**TASK GOAL:**
Return the whole listing, keeping every character the same.

**RAW DATA:**
↓
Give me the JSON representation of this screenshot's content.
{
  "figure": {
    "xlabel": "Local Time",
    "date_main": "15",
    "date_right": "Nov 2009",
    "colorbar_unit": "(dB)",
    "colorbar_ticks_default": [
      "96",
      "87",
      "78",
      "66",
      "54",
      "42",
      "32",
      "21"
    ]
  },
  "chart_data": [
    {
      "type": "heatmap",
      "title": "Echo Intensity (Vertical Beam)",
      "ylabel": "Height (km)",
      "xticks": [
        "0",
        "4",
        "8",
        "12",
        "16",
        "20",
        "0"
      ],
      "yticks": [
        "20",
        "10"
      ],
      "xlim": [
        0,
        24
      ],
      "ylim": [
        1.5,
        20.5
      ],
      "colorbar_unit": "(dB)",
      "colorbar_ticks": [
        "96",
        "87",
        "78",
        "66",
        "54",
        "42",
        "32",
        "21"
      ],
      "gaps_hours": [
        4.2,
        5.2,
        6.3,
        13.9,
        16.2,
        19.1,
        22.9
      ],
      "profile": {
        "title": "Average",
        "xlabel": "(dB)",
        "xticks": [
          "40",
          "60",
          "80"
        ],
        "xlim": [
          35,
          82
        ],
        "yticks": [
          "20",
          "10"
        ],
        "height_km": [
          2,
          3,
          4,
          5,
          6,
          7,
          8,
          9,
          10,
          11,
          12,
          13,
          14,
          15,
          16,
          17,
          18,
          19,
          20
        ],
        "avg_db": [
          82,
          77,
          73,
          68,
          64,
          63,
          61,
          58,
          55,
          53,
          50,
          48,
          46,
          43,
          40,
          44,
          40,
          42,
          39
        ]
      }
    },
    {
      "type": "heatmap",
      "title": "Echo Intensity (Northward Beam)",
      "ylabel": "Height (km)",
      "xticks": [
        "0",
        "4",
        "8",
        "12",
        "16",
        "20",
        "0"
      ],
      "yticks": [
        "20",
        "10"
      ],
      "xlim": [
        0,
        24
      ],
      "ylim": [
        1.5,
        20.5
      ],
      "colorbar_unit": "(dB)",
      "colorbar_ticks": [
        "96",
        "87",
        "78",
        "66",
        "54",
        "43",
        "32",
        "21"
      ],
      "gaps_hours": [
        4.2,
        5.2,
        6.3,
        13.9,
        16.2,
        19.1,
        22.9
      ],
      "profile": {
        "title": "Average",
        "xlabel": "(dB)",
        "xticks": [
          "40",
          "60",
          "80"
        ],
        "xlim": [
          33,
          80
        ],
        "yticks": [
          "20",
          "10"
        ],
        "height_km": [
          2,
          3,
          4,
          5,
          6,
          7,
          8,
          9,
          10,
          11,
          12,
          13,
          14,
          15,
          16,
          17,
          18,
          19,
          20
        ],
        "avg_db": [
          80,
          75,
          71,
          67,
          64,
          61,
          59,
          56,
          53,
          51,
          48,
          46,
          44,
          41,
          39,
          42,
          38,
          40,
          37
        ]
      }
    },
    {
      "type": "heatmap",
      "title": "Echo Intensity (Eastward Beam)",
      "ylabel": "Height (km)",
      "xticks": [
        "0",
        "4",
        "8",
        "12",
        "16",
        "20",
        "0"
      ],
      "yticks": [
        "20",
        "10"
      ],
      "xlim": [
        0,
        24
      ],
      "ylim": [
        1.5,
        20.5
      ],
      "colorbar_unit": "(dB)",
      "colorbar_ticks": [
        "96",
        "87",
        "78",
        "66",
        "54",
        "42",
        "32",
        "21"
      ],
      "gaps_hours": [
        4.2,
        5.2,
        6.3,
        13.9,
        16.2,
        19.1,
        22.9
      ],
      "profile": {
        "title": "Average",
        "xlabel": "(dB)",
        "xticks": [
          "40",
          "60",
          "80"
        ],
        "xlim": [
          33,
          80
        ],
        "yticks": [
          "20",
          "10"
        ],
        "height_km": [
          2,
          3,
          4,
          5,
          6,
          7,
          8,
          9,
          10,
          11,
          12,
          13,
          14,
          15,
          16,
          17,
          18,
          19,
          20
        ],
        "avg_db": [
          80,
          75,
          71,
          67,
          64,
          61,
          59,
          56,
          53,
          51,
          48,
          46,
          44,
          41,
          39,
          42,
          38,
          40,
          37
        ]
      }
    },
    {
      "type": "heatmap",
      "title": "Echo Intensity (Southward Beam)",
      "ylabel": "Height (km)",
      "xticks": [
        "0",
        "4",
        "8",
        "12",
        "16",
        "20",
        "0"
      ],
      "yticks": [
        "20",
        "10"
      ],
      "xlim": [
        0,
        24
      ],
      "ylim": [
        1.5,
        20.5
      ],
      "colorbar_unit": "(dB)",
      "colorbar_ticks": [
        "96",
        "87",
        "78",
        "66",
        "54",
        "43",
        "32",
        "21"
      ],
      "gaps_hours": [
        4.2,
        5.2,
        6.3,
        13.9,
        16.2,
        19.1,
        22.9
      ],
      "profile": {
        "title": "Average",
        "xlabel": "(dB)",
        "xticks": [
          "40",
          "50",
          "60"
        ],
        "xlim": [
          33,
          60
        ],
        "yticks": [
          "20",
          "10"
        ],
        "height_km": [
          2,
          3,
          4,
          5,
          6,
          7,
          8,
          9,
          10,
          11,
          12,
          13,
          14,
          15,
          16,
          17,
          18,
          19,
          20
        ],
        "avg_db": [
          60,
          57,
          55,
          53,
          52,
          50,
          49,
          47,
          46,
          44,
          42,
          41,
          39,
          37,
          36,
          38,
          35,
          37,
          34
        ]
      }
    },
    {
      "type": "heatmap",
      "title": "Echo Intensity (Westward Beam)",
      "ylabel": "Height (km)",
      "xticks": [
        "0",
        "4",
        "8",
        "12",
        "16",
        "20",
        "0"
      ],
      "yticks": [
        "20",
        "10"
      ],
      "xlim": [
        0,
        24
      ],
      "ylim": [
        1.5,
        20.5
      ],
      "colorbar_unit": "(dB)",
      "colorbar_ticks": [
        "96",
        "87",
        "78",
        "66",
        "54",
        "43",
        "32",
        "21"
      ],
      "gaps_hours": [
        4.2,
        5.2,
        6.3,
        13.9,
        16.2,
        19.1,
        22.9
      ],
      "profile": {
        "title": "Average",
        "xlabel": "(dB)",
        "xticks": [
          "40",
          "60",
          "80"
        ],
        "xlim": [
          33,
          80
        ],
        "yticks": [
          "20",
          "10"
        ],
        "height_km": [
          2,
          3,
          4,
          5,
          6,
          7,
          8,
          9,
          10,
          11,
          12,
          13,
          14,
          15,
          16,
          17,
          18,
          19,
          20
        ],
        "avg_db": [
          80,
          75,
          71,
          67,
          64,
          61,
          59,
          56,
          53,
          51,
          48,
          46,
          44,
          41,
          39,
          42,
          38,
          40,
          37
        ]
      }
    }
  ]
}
↑
**OUTPUT FOR THIS TASK:**
Give me the JSON representation of this screenshot's content.
{
  "figure": {
    "xlabel": "Local Time",
    "date_main": "15",
    "date_right": "Nov 2009",
    "colorbar_unit": "(dB)",
    "colorbar_ticks_default": [
      "96",
      "87",
      "78",
      "66",
      "54",
      "42",
      "32",
      "21"
    ]
  },
  "chart_data": [
    {
      "type": "heatmap",
      "title": "Echo Intensity (Vertical Beam)",
      "ylabel": "Height (km)",
      "xticks": [
        "0",
        "4",
        "8",
        "12",
        "16",
        "20",
        "0"
      ],
      "yticks": [
        "20",
        "10"
      ],
      "xlim": [
        0,
        24
      ],
      "ylim": [
        1.5,
        20.5
      ],
      "colorbar_unit": "(dB)",
      "colorbar_ticks": [
        "96",
        "87",
        "78",
        "66",
        "54",
        "42",
        "32",
        "21"
      ],
      "gaps_hours": [
        4.2,
        5.2,
        6.3,
        13.9,
        16.2,
        19.1,
        22.9
      ],
      "profile": {
        "title": "Average",
        "xlabel": "(dB)",
        "xticks": [
          "40",
          "60",
          "80"
        ],
        "xlim": [
          35,
          82
        ],
        "yticks": [
          "20",
          "10"
        ],
        "height_km": [
          2,
          3,
          4,
          5,
          6,
          7,
          8,
          9,
          10,
          11,
          12,
          13,
          14,
          15,
          16,
          17,
          18,
          19,
          20
        ],
        "avg_db": [
          82,
          77,
          73,
          68,
          64,
          63,
          61,
          58,
          55,
          53,
          50,
          48,
          46,
          43,
          40,
          44,
          40,
          42,
          39
        ]
      }
    },
    {
      "type": "heatmap",
      "title": "Echo Intensity (Northward Beam)",
      "ylabel": "Height (km)",
      "xticks": [
        "0",
        "4",
        "8",
        "12",
        "16",
        "20",
        "0"
      ],
      "yticks": [
        "20",
        "10"
      ],
      "xlim": [
        0,
        24
      ],
      "ylim": [
        1.5,
        20.5
      ],
      "colorbar_unit": "(dB)",
      "colorbar_ticks": [
        "96",
        "87",
        "78",
        "66",
        "54",
        "43",
        "32",
        "21"
      ],
      "gaps_hours": [
        4.2,
        5.2,
        6.3,
        13.9,
        16.2,
        19.1,
        22.9
      ],
      "profile": {
        "title": "Average",
        "xlabel": "(dB)",
        "xticks": [
          "40",
          "60",
          "80"
        ],
        "xlim": [
          33,
          80
        ],
        "yticks": [
          "20",
          "10"
        ],
        "height_km": [
          2,
          3,
          4,
          5,
          6,
          7,
          8,
          9,
          10,
          11,
          12,
          13,
          14,
          15,
          16,
          17,
          18,
          19,
          20
        ],
        "avg_db": [
          80,
          75,
          71,
          67,
          64,
          61,
          59,
          56,
          53,
          51,
          48,
          46,
          44,
          41,
          39,
          42,
          38,
          40,
          37
        ]
      }
    },
    {
      "type": "heatmap",
      "title": "Echo Intensity (Eastward Beam)",
      "ylabel": "Height (km)",
      "xticks": [
        "0",
        "4",
        "8",
        "12",
        "16",
        "20",
        "0"
      ],
      "yticks": [
        "20",
        "10"
      ],
      "xlim": [
        0,
        24
      ],
      "ylim": [
        1.5,
        20.5
      ],
      "colorbar_unit": "(dB)",
      "colorbar_ticks": [
        "96",
        "87",
        "78",
        "66",
        "54",
        "42",
        "32",
        "21"
      ],
      "gaps_hours": [
        4.2,
        5.2,
        6.3,
        13.9,
        16.2,
        19.1,
        22.9
      ],
      "profile": {
        "title": "Average",
        "xlabel": "(dB)",
        "xticks": [
          "40",
          "60",
          "80"
        ],
        "xlim": [
          33,
          80
        ],
        "yticks": [
          "20",
          "10"
        ],
        "height_km": [
          2,
          3,
          4,
          5,
          6,
          7,
          8,
          9,
          10,
          11,
          12,
          13,
          14,
          15,
          16,
          17,
          18,
          19,
          20
        ],
        "avg_db": [
          80,
          75,
          71,
          67,
          64,
          61,
          59,
          56,
          53,
          51,
          48,
          46,
          44,
          41,
          39,
          42,
          38,
          40,
          37
        ]
      }
    },
    {
      "type": "heatmap",
      "title": "Echo Intensity (Southward Beam)",
      "ylabel": "Height (km)",
      "xticks": [
        "0",
        "4",
        "8",
        "12",
        "16",
        "20",
        "0"
      ],
      "yticks": [
        "20",
        "10"
      ],
      "xlim": [
        0,
        24
      ],
      "ylim": [
        1.5,
        20.5
      ],
      "colorbar_unit": "(dB)",
      "colorbar_ticks": [
        "96",
        "87",
        "78",
        "66",
        "54",
        "43",
        "32",
        "21"
      ],
      "gaps_hours": [
        4.2,
        5.2,
        6.3,
        13.9,
        16.2,
        19.1,
        22.9
      ],
      "profile": {
        "title": "Average",
        "xlabel": "(dB)",
        "xticks": [
          "40",
          "50",
          "60"
        ],
        "xlim": [
          33,
          60
        ],
        "yticks": [
          "20",
          "10"
        ],
        "height_km": [
          2,
          3,
          4,
          5,
          6,
          7,
          8,
          9,
          10,
          11,
          12,
          13,
          14,
          15,
          16,
          17,
          18,
          19,
          20
        ],
        "avg_db": [
          60,
          57,
          55,
          53,
          52,
          50,
          49,
          47,
          46,
          44,
          42,
          41,
          39,
          37,
          36,
          38,
          35,
          37,
          34
        ]
      }
    },
    {
      "type": "heatmap",
      "title": "Echo Intensity (Westward Beam)",
      "ylabel": "Height (km)",
      "xticks": [
        "0",
        "4",
        "8",
        "12",
        "16",
        "20",
        "0"
      ],
      "yticks": [
        "20",
        "10"
      ],
      "xlim": [
        0,
        24
      ],
      "ylim": [
        1.5,
        20.5
      ],
      "colorbar_unit": "(dB)",
      "colorbar_ticks": [
        "96",
        "87",
        "78",
        "66",
        "54",
        "43",
        "32",
        "21"
      ],
      "gaps_hours": [
        4.2,
        5.2,
        6.3,
        13.9,
        16.2,
        19.1,
        22.9
      ],
      "profile": {
        "title": "Average",
        "xlabel": "(dB)",
        "xticks": [
          "40",
          "60",
          "80"
        ],
        "xlim": [
          33,
          80
        ],
        "yticks": [
          "20",
          "10"
        ],
        "height_km": [
          2,
          3,
          4,
          5,
          6,
          7,
          8,
          9,
          10,
          11,
          12,
          13,
          14,
          15,
          16,
          17,
          18,
          19,
          20
        ],
        "avg_db": [
          80,
          75,
          71,
          67,
          64,
          61,
          59,
          56,
          53,
          51,
          48,
          46,
          44,
          41,
          39,
          42,
          38,
          40,
          37
        ]
      }
    }
  ]
}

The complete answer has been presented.